“Voy buscando la casa de Ensor. No veo letreros que la indiquen. Al fin,
doy con ella. Es una puerta estrecha. Luego, una sensación de asfixia asociada
al olor de las cosas viejas mal conservadas. Un interior mediocre, tejidos
ajados, decadencia. ¿Cómo pudo un espíritu tan vorazmente satírico anidar en un
lugar tan conservador, gestar un mundo tan inquietante en interiores tan
mezquinos? ¿Qué le forzaba a ello? ¿Quién regía su entorno cotidiano?
Penetro en la intimidad de otros para reconocer, en su cobijo, algo que,
de algún modo, pudo pertenecerme. Visito sus casas para hallar la mía.
Ensor vivió con su madre, en la casa familiar. No salió de Bélgica.
Tampoco lo hizo el simbolista Khnopff, amigo y compañero suyo en la Académie des Beaux-Arts
de Bruselas. Cuando un artista se siente atrapado en un medio pequeñoburgués
tiene dos opciones, o salir, desterrarse, como hicieron Rimbaud o Henri
Michaux, o bien quedarse y alienarse. En este último caso, la saliva es más
agria.”
“Hubo un tiempo en el que las historias contaban el pasado de un pueblo.
Se contaba para recordar, o para crear raíces y fundar el suelo común en el que
hubiesen arraigado. Hoy, inventamos historias para ocupar el presente, para
ocuparlo entre todos con historias ajenas. Contar es procurarse una
continuidad. Argumentos prestados, historias con las que se hace el tiempo para
ocupar la extensión inmensa, aterradora, que sin él se abre.”
“No destacar: un impecable principio de convivencia. No destacar
significa no invadir el espacio ajeno, limitar la intención personal para dejar
que el otro pueda desplegarse en el suyo. No destacar significa tener en cuenta
la necesidad que el otro tiene de ser alguien, de contar para otros, de
importar igualmente.

## INFORMACIÓN PROPORCIONADA
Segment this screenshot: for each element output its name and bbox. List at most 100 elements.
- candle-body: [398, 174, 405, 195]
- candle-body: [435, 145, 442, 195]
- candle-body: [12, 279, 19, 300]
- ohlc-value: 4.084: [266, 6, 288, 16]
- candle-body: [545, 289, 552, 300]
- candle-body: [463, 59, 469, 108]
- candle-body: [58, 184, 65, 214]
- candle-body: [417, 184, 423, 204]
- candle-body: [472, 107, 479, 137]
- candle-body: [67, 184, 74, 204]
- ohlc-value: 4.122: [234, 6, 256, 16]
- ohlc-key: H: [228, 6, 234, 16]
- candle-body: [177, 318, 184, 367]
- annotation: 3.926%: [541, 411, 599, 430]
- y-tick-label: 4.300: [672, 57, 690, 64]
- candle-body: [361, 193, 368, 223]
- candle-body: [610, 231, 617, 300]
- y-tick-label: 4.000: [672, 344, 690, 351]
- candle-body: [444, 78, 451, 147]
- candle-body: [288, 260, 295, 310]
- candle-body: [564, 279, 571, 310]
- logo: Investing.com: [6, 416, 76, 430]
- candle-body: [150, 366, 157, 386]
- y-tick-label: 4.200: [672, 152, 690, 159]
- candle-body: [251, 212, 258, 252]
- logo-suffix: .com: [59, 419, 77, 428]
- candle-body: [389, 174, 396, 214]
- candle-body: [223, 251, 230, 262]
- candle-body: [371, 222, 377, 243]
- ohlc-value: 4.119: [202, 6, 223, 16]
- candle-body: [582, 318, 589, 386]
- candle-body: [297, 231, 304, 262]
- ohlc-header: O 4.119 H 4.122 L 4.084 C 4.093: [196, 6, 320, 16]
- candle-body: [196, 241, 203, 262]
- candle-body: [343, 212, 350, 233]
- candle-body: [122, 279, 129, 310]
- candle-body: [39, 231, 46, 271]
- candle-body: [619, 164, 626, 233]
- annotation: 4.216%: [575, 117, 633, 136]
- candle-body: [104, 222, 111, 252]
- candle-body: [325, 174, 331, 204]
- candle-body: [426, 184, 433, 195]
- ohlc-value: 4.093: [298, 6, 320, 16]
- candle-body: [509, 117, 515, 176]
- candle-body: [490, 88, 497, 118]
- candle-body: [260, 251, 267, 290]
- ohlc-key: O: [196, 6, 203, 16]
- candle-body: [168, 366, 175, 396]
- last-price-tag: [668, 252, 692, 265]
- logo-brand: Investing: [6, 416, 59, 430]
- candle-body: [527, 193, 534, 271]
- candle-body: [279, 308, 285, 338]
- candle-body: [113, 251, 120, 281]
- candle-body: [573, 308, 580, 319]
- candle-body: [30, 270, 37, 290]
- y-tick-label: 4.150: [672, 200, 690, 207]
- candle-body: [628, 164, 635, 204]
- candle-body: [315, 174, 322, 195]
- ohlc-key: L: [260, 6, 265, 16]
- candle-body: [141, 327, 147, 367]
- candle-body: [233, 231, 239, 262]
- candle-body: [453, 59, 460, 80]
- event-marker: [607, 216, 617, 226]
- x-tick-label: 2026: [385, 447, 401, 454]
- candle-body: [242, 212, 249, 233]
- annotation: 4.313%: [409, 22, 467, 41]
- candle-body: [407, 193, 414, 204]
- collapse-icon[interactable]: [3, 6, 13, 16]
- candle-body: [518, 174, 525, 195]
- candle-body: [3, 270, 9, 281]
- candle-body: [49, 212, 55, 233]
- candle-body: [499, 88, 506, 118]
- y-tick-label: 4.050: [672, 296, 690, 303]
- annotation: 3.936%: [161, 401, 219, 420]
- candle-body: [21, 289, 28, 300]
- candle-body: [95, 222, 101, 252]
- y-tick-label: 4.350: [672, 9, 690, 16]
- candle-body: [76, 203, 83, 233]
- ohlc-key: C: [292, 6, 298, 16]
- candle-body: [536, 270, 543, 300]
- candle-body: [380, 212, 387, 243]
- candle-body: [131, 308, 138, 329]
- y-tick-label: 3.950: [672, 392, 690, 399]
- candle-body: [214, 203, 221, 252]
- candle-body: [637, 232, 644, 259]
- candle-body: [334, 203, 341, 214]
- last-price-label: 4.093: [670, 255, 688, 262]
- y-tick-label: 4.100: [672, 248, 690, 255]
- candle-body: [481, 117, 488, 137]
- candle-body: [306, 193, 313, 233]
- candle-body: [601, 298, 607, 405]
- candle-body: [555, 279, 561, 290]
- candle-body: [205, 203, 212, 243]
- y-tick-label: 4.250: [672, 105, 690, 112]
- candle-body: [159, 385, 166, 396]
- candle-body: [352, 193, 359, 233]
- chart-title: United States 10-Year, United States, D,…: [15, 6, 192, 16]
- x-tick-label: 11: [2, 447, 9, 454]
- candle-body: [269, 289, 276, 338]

## QUÉ HACER
- 1) Repite sin cambiar nada una parte del fragmento: empieza en las palabras que contienen "Tampoco lo hizo" y termina después de "de un pueblo.".
- 2) Di si cada afirmación coincide con el fragmento, con un sí o un no y las palabras del fragmento que lo deciden: (a) Ensor vivió con su madre en la casa familiar; (b) Khnopff se fue a vivir fuera de Bélgica; (c) la puerta de la casa de Ensor es ancha.
- 3) Según el fragmento, ¿en qué institución fueron compañeros Ensor y Khnopff?

## RESPUESTAS
- 1)
Tampoco lo hizo el simbolista Khnopff, amigo y compañero suyo en la Académie des Beaux-Arts
de Bruselas. Cuando un artista se siente atrapado en un medio pequeñoburgués
tiene dos opciones, o salir, desterrarse, como hicieron Rimbaud o Henri
Michaux, o bien quedarse y alienarse. En este último caso, la saliva es más
agria.”
“Hubo un tiempo en el que las historias contaban el pasado de un pueblo.

- 2)
(a) Sí: "Ensor vivió con su madre, en la casa familiar."
(b) No: "No salió de Bélgica. Tampoco lo hizo el simbolista Khnopff"
(c) No: "Es una puerta estrecha."

- 3) En la Académie des Beaux-Arts de Bruselas.